### Dataset items
-- Start --

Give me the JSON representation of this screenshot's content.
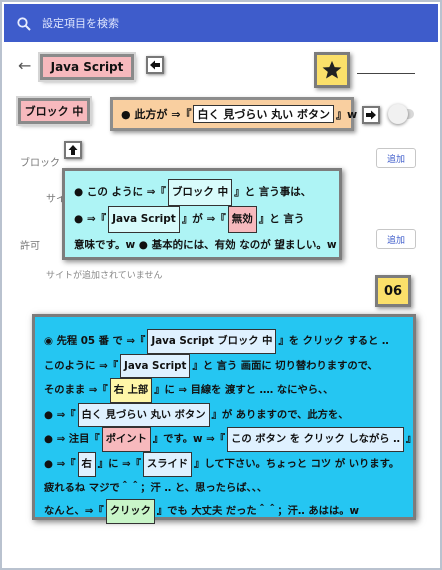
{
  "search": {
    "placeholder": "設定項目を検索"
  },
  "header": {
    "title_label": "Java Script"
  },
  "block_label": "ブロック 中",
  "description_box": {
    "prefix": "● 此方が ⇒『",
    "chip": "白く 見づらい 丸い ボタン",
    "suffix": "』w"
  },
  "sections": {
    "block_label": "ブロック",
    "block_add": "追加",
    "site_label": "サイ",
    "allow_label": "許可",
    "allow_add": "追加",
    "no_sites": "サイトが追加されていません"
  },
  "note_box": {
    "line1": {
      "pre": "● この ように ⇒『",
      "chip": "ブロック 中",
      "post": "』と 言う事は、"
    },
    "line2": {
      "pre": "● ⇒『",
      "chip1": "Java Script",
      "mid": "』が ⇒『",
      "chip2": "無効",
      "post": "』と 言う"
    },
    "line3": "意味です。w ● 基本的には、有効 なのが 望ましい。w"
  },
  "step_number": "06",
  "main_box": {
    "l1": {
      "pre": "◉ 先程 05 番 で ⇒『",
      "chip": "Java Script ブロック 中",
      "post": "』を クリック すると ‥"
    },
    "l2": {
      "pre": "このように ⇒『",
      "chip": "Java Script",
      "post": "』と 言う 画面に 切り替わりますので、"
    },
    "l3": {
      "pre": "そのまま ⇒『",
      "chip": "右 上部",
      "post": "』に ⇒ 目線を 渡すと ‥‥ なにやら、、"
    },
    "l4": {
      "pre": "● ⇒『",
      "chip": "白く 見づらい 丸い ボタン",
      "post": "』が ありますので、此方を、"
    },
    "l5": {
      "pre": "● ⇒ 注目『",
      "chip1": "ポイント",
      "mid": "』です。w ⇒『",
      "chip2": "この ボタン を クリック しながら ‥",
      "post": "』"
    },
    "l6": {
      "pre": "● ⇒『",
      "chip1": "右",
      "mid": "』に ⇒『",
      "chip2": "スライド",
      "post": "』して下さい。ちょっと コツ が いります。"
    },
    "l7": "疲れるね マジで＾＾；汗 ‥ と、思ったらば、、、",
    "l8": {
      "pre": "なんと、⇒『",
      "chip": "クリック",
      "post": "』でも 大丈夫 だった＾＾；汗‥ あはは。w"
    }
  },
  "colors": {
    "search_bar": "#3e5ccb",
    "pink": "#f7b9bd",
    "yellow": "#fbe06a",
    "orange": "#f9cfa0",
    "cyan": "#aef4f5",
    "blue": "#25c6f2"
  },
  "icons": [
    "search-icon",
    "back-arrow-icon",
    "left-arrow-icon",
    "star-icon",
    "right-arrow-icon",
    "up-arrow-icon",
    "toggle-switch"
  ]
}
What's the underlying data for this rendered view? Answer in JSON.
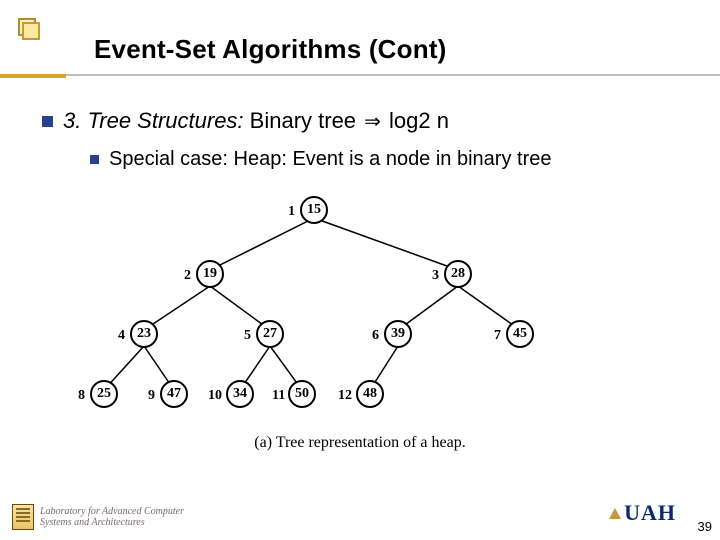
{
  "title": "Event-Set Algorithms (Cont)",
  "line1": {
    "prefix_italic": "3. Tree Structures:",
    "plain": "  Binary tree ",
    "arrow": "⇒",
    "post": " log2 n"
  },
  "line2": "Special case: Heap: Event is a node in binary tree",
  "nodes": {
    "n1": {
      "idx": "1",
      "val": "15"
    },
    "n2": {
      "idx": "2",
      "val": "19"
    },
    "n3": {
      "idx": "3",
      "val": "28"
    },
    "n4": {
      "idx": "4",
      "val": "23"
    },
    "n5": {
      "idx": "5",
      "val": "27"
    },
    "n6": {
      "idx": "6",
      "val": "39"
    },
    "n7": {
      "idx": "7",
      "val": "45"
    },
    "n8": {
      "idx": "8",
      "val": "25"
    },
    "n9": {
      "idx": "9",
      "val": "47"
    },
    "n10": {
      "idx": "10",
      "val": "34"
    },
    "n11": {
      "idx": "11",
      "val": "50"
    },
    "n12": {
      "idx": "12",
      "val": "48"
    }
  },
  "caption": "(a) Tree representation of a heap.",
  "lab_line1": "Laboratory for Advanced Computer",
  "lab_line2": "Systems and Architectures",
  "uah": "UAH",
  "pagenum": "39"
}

-- End --

### Exercise prompt
Each line that has the word "見づらい" should be copied.

### Reply
    "chip": "白く 見づらい 丸い ボタン",
      "chip": "白く 見づらい 丸い ボタン",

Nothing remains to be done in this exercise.